Stored data entries:

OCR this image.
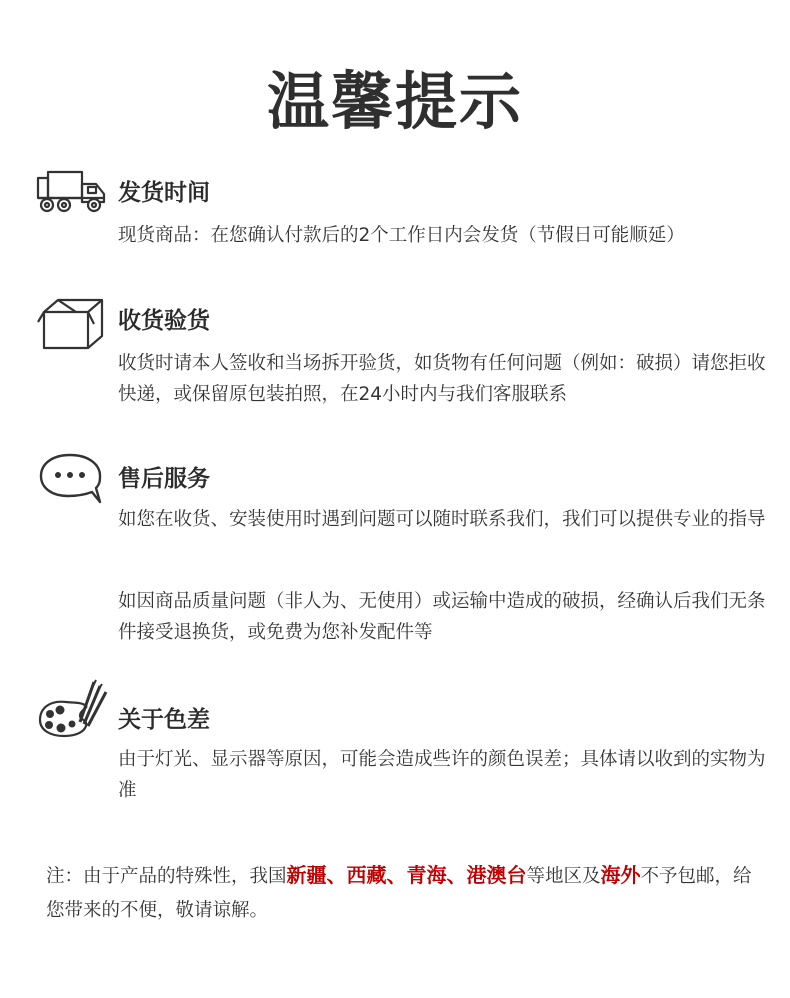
温馨提示
发货时间
现货商品：在您确认付款后的2个工作日内会发货（节假日可能顺延）
收货验货
收货时请本人签收和当场拆开验货，如货物有任何问题（例如：破损）请您拒收快递，或保留原包装拍照，在24小时内与我们客服联系
售后服务
如您在收货、安装使用时遇到问题可以随时联系我们，我们可以提供专业的指导
如因商品质量问题（非人为、无使用）或运输中造成的破损，经确认后我们无条件接受退换货，或免费为您补发配件等
关于色差
由于灯光、显示器等原因，可能会造成些许的颜色误差；具体请以收到的实物为准
注：由于产品的特殊性，我国新疆、西藏、青海、港澳台等地区及海外不予包邮，给您带来的不便，敬请谅解。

> GIVEN REQUEST: Except for the pictures, copy the material above exactly.

> FINAL ANSWER:
OCR this image.
温馨提示
发货时间
现货商品：在您确认付款后的2个工作日内会发货（节假日可能顺延）
收货验货
收货时请本人签收和当场拆开验货，如货物有任何问题（例如：破损）请您拒收快递，或保留原包装拍照，在24小时内与我们客服联系
售后服务
如您在收货、安装使用时遇到问题可以随时联系我们，我们可以提供专业的指导
如因商品质量问题（非人为、无使用）或运输中造成的破损，经确认后我们无条件接受退换货，或免费为您补发配件等
关于色差
由于灯光、显示器等原因，可能会造成些许的颜色误差；具体请以收到的实物为准
注：由于产品的特殊性，我国新疆、西藏、青海、港澳台等地区及海外不予包邮，给您带来的不便，敬请谅解。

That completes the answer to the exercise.